[Start of EXCERPT PROVIDED]

# Can't open the links in my PDF docs



## labread (Jan 26, 2011)

I have created a couple of PDF documents that have links to websites I would like to be able to open easily.  The links are not clickable when I open these documents on my Kindle.  I thought I had successfully done this before, but I am now doubting myself.  It seems as if this should be straightforward since the links work on my laptop.  Is there something extra that needs to be done?


----------



## TheKindleWorm (Sep 11, 2010)

Honestly, I'm not sure regarding links in a PDF file as I don't personally use those on my Kindle. Can you either save or convert to a mobi file instead (Calibre) because links definitely work with this format.


----------



## labread (Jan 26, 2011)

TheKindleWorm said:


> Honestly, I'm not sure regarding links in a PDF file as I don't personally use those on my Kindle. Can you either save or convert to a mobi file instead (Calibre) because links definitely work with this format.


Thanks for your response. I would prefer to not add another step, but if that is what it takes, I will do it. I am new to the Kindle and really haven't played around with Calibre yet. Waiting to see if there's another way...


----------



## D/W (Dec 29, 2010)

It is my understanding that PDF links are not supported on the Kindle.  As TheKindleWorm pointed out, they will work in mobi files.


----------



## labread (Jan 26, 2011)

Thank you for confirming that, DreamWeaver.  Bummer.  I did try the mobi conversion, and it worked just fine.


----------



## labread (Jan 26, 2011)

Another question regarding this... I created a word document with a table of contents which linked to the individual sections.  I saved as PDF, and the links to the sections worked beautifully.  Converted to mobi, and links to the internet still work, but the internal TOC links do not.    Is this also something that is not supported, or is there something else that needs to be done?


----------



## labread (Jan 26, 2011)

In the event that others are interested and just didn't know how to do this... The Word document needs to be saved as a web page, filtered.  If the web page is then converted to mobi, the TOC links will work.  I'm learning all sorts of things due to my Kindle!


----------



## labread (Jan 26, 2011)

Pardon me while I continue to talk to myself.    I should have read one more link that I had open.  The process still works if the original Word document is emailed to your Kindle account.  The resulting file opens past the TOC and isn't formatted quite as nicely, but the links do work if you want to save the hassle of the Calibre step.


----------

[End of EXCERPT PROVIDED]

• _JOBS_:
1. Reproduce everything in the forum thread from "It is my understanding" down to "worked just fine.", replacing "mobi" with "azw3".
2. Please write out everything in the records from the line that contains "for every button, label, input, icon, or" down to the line that contains "- location: Nghia", with the pictures left out.
The forum thread about PDF links on the Kindle has no connection to the records.

[Start of INFORMATION SHOWN]

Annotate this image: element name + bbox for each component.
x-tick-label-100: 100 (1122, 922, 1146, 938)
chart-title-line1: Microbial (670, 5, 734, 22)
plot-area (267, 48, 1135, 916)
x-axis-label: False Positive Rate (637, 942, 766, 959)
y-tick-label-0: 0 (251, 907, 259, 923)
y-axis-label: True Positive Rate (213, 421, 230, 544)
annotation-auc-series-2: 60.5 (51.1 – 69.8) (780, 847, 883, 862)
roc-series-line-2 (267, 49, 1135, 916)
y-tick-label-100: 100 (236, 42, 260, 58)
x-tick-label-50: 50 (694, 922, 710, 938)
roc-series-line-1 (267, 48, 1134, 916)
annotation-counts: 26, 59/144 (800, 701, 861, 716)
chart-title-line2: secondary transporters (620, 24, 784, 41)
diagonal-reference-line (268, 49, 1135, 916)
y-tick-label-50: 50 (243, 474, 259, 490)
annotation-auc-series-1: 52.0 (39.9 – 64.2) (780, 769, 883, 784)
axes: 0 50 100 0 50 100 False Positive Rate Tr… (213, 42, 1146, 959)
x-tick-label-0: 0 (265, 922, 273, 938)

[End of INFORMATION SHOWN]
[Start of INFORMATION SHOWN]

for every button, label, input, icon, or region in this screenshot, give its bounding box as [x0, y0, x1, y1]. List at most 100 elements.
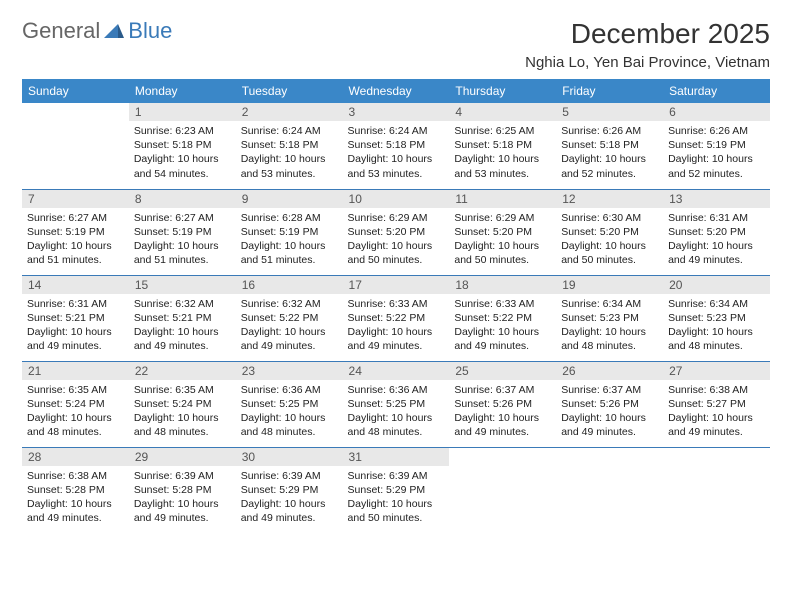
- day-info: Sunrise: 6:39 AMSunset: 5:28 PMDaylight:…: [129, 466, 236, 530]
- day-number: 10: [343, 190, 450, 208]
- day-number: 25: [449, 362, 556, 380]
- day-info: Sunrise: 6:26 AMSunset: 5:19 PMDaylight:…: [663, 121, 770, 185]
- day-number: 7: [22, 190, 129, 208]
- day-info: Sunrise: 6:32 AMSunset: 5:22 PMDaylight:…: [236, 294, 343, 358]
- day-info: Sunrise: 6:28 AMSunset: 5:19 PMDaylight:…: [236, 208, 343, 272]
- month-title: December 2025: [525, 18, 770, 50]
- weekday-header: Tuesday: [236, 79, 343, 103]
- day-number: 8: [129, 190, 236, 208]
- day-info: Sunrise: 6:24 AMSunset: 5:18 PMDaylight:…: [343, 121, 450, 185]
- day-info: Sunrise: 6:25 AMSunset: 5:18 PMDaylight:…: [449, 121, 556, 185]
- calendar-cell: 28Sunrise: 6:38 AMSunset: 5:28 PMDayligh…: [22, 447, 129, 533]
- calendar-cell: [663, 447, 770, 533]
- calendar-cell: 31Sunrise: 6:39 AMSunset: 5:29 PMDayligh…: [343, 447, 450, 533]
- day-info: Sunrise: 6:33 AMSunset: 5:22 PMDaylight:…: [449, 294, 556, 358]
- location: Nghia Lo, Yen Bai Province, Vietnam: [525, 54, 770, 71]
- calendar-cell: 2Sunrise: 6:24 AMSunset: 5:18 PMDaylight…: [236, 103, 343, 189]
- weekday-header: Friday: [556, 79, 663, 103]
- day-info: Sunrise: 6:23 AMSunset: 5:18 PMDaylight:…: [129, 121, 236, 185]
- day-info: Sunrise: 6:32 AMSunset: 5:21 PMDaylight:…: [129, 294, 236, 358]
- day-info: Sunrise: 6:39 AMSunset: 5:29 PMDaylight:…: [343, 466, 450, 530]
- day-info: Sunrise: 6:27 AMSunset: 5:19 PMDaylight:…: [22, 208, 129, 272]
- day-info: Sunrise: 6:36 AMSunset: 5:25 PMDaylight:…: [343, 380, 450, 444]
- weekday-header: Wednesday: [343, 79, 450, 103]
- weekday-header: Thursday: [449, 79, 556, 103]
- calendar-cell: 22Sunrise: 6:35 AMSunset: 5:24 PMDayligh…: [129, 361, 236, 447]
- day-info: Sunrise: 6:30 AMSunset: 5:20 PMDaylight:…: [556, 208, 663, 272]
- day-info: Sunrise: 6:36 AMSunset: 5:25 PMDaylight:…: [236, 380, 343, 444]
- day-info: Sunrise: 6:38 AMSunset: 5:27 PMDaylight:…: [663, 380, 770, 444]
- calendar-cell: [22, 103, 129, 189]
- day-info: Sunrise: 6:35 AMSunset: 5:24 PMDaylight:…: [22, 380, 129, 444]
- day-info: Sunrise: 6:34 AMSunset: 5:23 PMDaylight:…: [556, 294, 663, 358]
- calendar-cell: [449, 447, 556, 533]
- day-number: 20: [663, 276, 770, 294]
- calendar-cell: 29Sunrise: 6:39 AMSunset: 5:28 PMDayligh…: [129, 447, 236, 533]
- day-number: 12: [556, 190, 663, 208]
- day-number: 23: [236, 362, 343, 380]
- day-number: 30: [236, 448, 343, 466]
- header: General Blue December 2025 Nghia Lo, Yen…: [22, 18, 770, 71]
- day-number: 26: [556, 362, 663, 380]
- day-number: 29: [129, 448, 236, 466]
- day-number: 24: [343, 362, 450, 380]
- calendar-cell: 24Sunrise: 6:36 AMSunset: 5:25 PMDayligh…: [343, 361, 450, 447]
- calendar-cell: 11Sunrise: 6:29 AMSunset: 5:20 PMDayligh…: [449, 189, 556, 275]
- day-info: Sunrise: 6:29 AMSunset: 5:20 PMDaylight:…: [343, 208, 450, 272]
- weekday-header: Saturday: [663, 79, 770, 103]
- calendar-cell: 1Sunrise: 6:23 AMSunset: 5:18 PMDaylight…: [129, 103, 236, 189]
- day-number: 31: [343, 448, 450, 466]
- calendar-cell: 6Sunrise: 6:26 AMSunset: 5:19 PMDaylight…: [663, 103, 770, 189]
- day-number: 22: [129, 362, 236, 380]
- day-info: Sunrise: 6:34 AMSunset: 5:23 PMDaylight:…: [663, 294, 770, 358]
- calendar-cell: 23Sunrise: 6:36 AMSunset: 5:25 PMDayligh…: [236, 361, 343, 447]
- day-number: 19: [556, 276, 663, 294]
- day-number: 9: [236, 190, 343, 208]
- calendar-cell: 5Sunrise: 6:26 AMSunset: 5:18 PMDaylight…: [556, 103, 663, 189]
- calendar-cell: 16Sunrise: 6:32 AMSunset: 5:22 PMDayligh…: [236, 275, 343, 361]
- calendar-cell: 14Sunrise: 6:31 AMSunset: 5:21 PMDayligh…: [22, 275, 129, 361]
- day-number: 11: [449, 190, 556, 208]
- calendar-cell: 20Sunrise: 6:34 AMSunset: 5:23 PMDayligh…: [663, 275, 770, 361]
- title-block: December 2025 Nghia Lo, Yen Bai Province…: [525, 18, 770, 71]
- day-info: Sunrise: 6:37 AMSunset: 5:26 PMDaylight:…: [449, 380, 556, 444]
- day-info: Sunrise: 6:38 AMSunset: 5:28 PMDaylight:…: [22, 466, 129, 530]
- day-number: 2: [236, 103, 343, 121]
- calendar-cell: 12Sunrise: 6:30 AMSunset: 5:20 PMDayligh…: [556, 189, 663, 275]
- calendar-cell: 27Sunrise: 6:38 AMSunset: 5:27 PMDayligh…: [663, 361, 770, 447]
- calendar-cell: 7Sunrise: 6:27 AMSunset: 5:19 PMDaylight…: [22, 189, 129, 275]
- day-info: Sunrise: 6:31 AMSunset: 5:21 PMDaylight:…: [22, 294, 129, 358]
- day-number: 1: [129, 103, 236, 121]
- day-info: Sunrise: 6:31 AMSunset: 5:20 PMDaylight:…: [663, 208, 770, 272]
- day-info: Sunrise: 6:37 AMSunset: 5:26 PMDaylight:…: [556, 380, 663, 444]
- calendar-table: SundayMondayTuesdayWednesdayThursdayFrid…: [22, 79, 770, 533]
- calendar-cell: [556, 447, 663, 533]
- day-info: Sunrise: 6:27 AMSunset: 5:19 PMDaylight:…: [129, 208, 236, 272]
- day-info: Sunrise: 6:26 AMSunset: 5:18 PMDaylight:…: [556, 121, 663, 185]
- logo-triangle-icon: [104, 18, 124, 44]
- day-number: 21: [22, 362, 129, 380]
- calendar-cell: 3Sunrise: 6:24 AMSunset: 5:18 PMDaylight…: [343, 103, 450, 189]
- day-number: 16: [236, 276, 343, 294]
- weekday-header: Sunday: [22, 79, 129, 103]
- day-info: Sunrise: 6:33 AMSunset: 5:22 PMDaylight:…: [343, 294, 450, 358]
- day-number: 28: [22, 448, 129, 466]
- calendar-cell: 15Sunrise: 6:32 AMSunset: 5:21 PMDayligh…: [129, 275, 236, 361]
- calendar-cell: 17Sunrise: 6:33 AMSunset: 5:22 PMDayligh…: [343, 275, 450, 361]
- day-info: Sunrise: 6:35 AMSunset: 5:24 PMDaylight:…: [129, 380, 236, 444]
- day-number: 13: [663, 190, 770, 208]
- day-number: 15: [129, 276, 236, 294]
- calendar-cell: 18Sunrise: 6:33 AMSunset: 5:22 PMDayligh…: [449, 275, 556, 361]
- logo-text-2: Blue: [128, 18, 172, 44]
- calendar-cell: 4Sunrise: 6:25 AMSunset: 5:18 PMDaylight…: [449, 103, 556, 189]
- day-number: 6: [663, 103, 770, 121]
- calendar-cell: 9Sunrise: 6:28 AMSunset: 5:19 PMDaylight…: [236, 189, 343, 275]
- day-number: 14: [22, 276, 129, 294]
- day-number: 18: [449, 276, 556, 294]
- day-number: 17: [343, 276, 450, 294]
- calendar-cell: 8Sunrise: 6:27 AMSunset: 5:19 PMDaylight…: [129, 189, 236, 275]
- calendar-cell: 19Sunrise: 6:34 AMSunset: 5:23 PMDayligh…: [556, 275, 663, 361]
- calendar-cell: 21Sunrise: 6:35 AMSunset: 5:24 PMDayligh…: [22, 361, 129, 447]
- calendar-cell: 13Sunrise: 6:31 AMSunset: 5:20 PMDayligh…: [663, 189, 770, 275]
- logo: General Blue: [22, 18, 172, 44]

[End of INFORMATION SHOWN]
[Start of INFORMATION SHOWN]

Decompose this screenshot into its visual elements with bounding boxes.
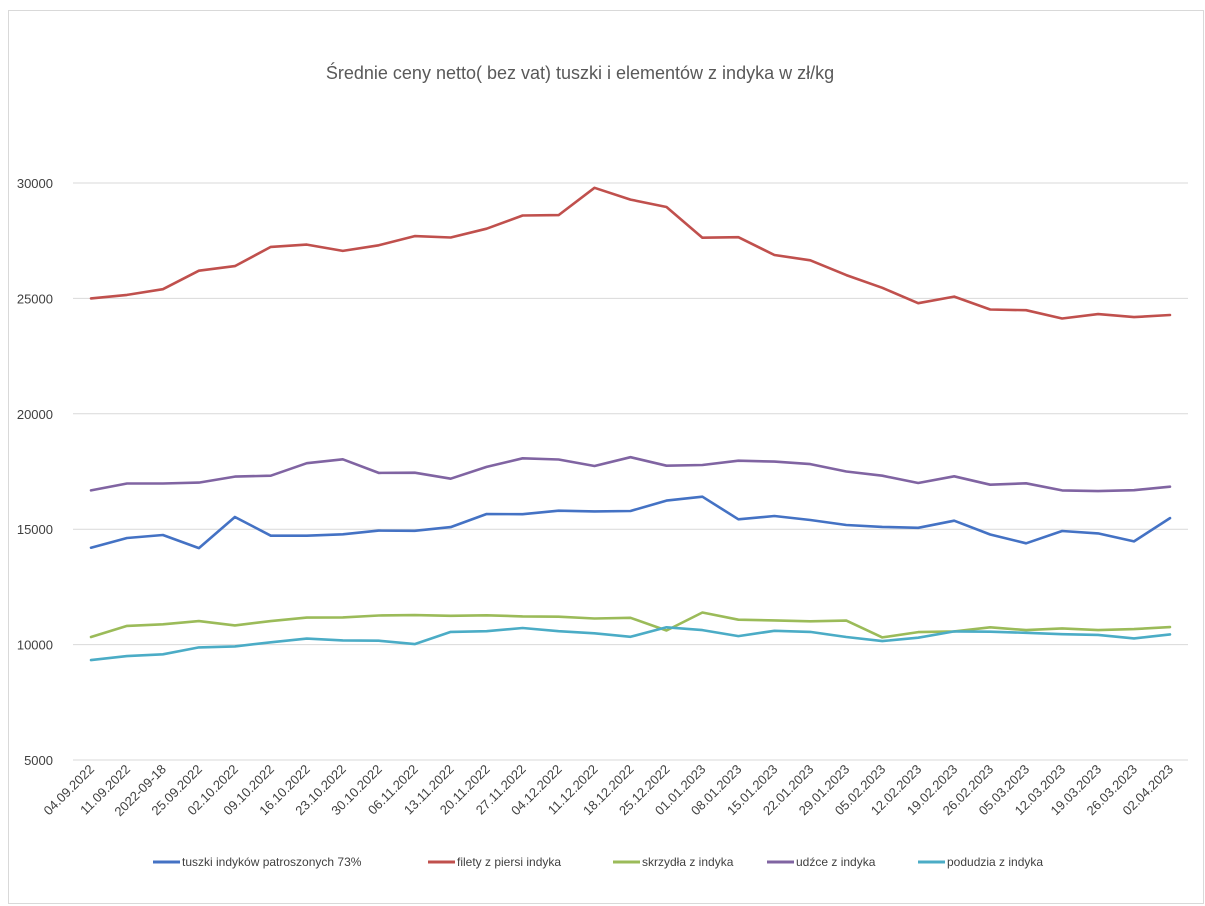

[End of INFORMATION SHOWN]

• _TASK-BY-TASK OUTPUTS_:
1.
It is my understanding that PDF links are not supported on the Kindle.  As TheKindleWorm pointed out, they will work in azw3 files.


----------



## labread (Jan 26, 2011)

Thank you for confirming that, DreamWeaver.  Bummer.  I did try the azw3 conversion, and it worked just fine.

2.
for every button, label, input, icon, or region in this screenshot, give its bounding box as [x0, y0, x1, y1]. List at most 100 elements.
- day-info: Sunrise: 6:39 AMSunset: 5:28 PMDaylight:…: [129, 466, 236, 530]
- day-number: 10: [343, 190, 450, 208]
- day-number: 25: [449, 362, 556, 380]
- day-info: Sunrise: 6:26 AMSunset: 5:19 PMDaylight:…: [663, 121, 770, 185]
- day-number: 7: [22, 190, 129, 208]
- day-info: Sunrise: 6:32 AMSunset: 5:22 PMDaylight:…: [236, 294, 343, 358]
- day-info: Sunrise: 6:28 AMSunset: 5:19 PMDaylight:…: [236, 208, 343, 272]
- month-title: December 2025: [525, 18, 770, 50]
- weekday-header: Tuesday: [236, 79, 343, 103]
- day-number: 8: [129, 190, 236, 208]
- day-info: Sunrise: 6:24 AMSunset: 5:18 PMDaylight:…: [343, 121, 450, 185]
- day-info: Sunrise: 6:25 AMSunset: 5:18 PMDaylight:…: [449, 121, 556, 185]
- calendar-cell: 28Sunrise: 6:38 AMSunset: 5:28 PMDayligh…: [22, 447, 129, 533]
- calendar-cell: [663, 447, 770, 533]
- calendar-cell: 31Sunrise: 6:39 AMSunset: 5:29 PMDayligh…: [343, 447, 450, 533]
- day-info: Sunrise: 6:33 AMSunset: 5:22 PMDaylight:…: [449, 294, 556, 358]
- location: Nghia Lo, Yen Bai Province, Vietnam: [525, 54, 770, 71]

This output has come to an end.